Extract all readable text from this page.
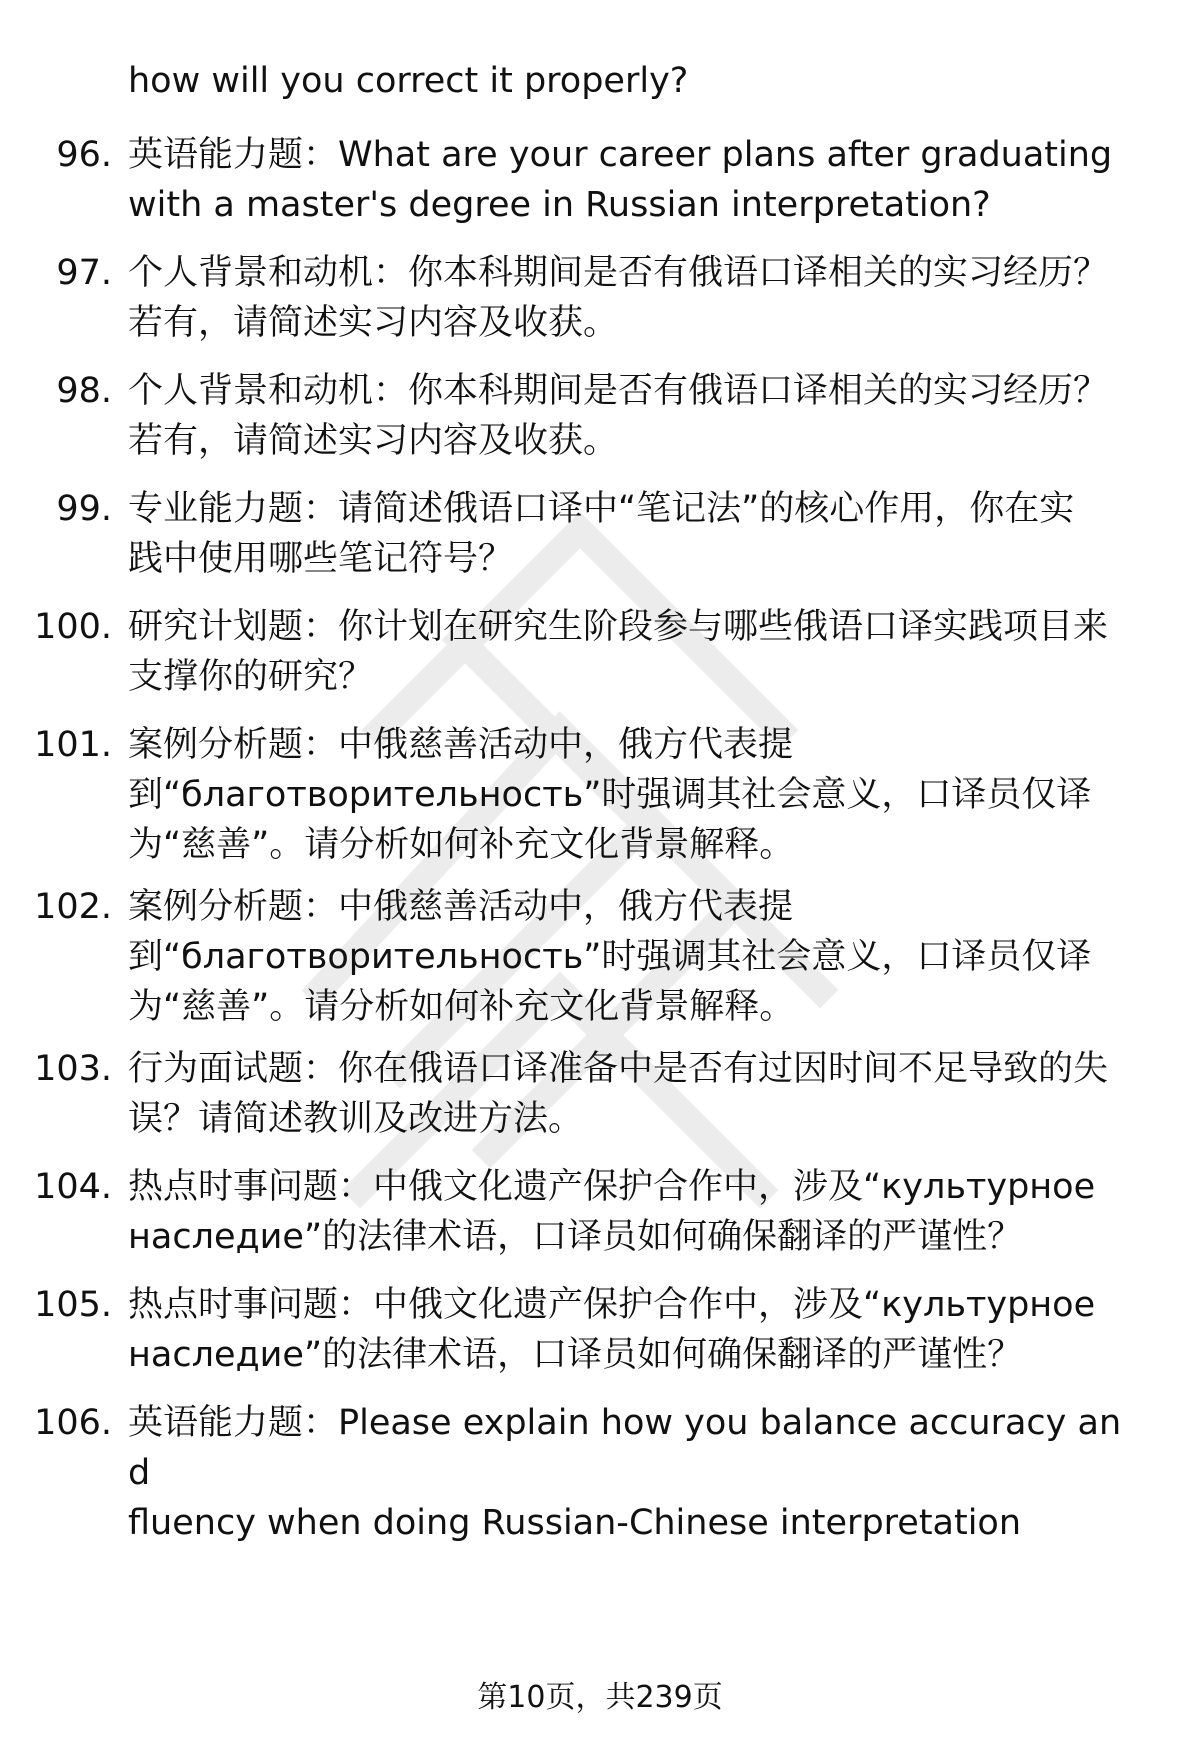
how will you correct it properly?

96. 英语能力题：What are your career plans after graduating
with a master's degree in Russian interpretation?

97. 个人背景和动机：你本科期间是否有俄语口译相关的实习经历？
若有，请简述实习内容及收获。

98. 个人背景和动机：你本科期间是否有俄语口译相关的实习经历？
若有，请简述实习内容及收获。

99. 专业能力题：请简述俄语口译中“笔记法”的核心作用，你在实
践中使用哪些笔记符号？

100. 研究计划题：你计划在研究生阶段参与哪些俄语口译实践项目来
支撑你的研究？

101. 案例分析题：中俄慈善活动中，俄方代表提
到“благотворительность”时强调其社会意义，口译员仅译
为“慈善”。请分析如何补充文化背景解释。

102. 案例分析题：中俄慈善活动中，俄方代表提
到“благотворительность”时强调其社会意义，口译员仅译
为“慈善”。请分析如何补充文化背景解释。

103. 行为面试题：你在俄语口译准备中是否有过因时间不足导致的失
误？请简述教训及改进方法。

104. 热点时事问题：中俄文化遗产保护合作中，涉及“культурное
наследие”的法律术语，口译员如何确保翻译的严谨性？

105. 热点时事问题：中俄文化遗产保护合作中，涉及“культурное
наследие”的法律术语，口译员如何确保翻译的严谨性？

106. 英语能力题：Please explain how you balance accuracy and
fluency when doing Russian-Chinese interpretation

第10页，共239页
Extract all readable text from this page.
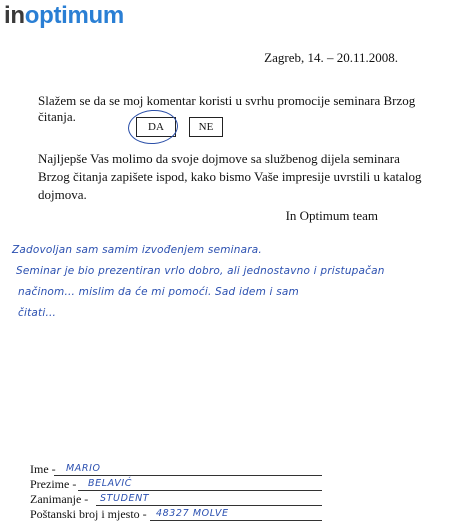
inoptimum
Zagreb, 14. – 20.11.2008.
Slažem se da se moj komentar koristi u svrhu promocije seminara Brzog čitanja.
DA	NE
Najljepše Vas molimo da svoje dojmove sa službenog dijela seminara Brzog čitanja zapišete ispod, kako bismo Vaše impresije uvrstili u katalog dojmova.
In Optimum team
Zadovoljan sam samim izvođenjem seminara.
Seminar je bio prezentiran vrlo dobro, ali jednostavno i pristupačan
načinom... mislim da će mi pomoći. Sad idem i sam
čitati...
Ime - MARIO
Prezime - BELAVIĆ
Zanimanje - STUDENT
Poštanski broj i mjesto - 48327 MOLVE
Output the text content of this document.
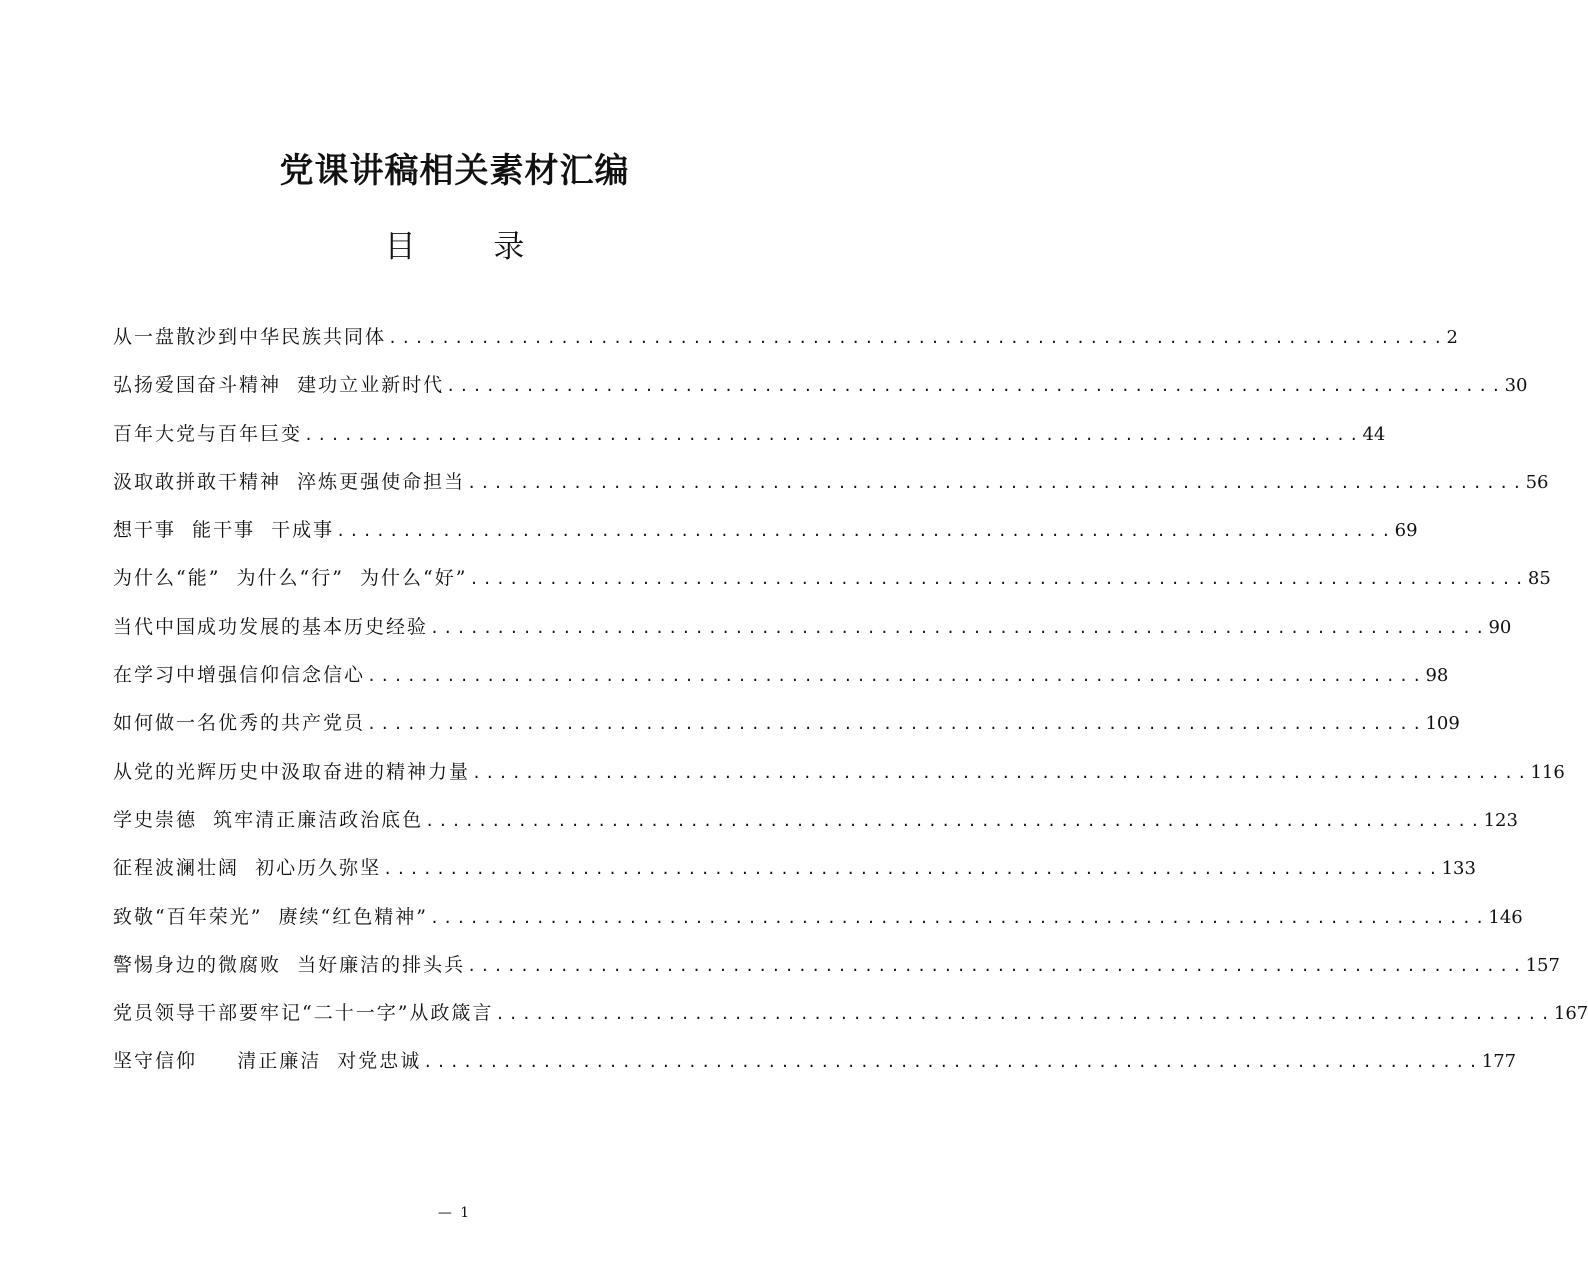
党课讲稿相关素材汇编
目 录
从一盘散沙到中华民族共同体 ................................................................................ 2
弘扬爱国奋斗精神  建功立业新时代 ................................................................................ 30
百年大党与百年巨变 ................................................................................ 44
汲取敢拼敢干精神  淬炼更强使命担当 ................................................................................ 56
想干事  能干事  干成事 ................................................................................ 69
为什么“能”  为什么“行”  为什么“好” ................................................................................ 85
当代中国成功发展的基本历史经验 ................................................................................ 90
在学习中增强信仰信念信心 ................................................................................ 98
如何做一名优秀的共产党员 ................................................................................ 109
从党的光辉历史中汲取奋进的精神力量 ................................................................................ 116
学史崇德  筑牢清正廉洁政治底色 ................................................................................ 123
征程波澜壮阔  初心历久弥坚 ................................................................................ 133
致敬“百年荣光”  赓续“红色精神” ................................................................................ 146
警惕身边的微腐败  当好廉洁的排头兵 ................................................................................ 157
党员领导干部要牢记“二十一字”从政箴言 ................................................................................ 167
坚守信仰     清正廉洁  对党忠诚 ................................................................................ 177
— 1
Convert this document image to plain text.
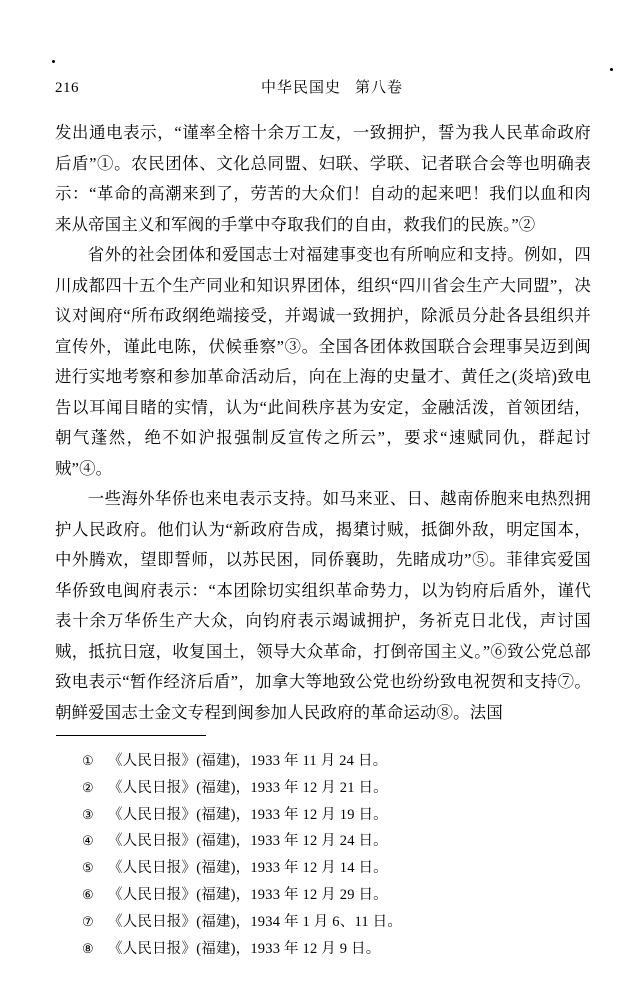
216	中华民国史 第八卷

发出通电表示，“谨率全榕十余万工友，一致拥护，誓为我人民革命政府后盾”①。农民团体、文化总同盟、妇联、学联、记者联合会等也明确表示：“革命的高潮来到了，劳苦的大众们！自动的起来吧！我们以血和肉来从帝国主义和军阀的手掌中夺取我们的自由，救我们的民族。”②

省外的社会团体和爱国志士对福建事变也有所响应和支持。例如，四川成都四十五个生产同业和知识界团体，组织“四川省会生产大同盟”，决议对闽府“所布政纲绝端接受，并竭诚一致拥护，除派员分赴各县组织并宣传外，谨此电陈，伏候垂察”③。全国各团体救国联合会理事吴迈到闽进行实地考察和参加革命活动后，向在上海的史量才、黄任之(炎培)致电告以耳闻目睹的实情，认为“此间秩序甚为安定，金融活泼，首领团结，朝气蓬然，绝不如沪报强制反宣传之所云”，要求“速赋同仇，群起讨贼”④。

一些海外华侨也来电表示支持。如马来亚、日、越南侨胞来电热烈拥护人民政府。他们认为“新政府告成，揭橥讨贼，抵御外敌，明定国本，中外腾欢，望即誓师，以苏民困，同侨襄助，先睹成功”⑤。菲律宾爱国华侨致电闽府表示：“本团除切实组织革命势力，以为钧府后盾外，谨代表十余万华侨生产大众，向钧府表示竭诚拥护，务祈克日北伐，声讨国贼，抵抗日寇，收复国土，领导大众革命，打倒帝国主义。”⑥致公党总部致电表示“暂作经济后盾”，加拿大等地致公党也纷纷致电祝贺和支持⑦。朝鲜爱国志士金文专程到闽参加人民政府的革命运动⑧。法国

① 《人民日报》(福建)，1933 年 11 月 24 日。
② 《人民日报》(福建)，1933 年 12 月 21 日。
③ 《人民日报》(福建)，1933 年 12 月 19 日。
④ 《人民日报》(福建)，1933 年 12 月 24 日。
⑤ 《人民日报》(福建)，1933 年 12 月 14 日。
⑥ 《人民日报》(福建)，1933 年 12 月 29 日。
⑦ 《人民日报》(福建)，1934 年 1 月 6、11 日。
⑧ 《人民日报》(福建)，1933 年 12 月 9 日。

→ Task requirements
For the data above, state how many lines contain "中俄文化遗产保护合作中"; the number is the whole answer.

→ Response
2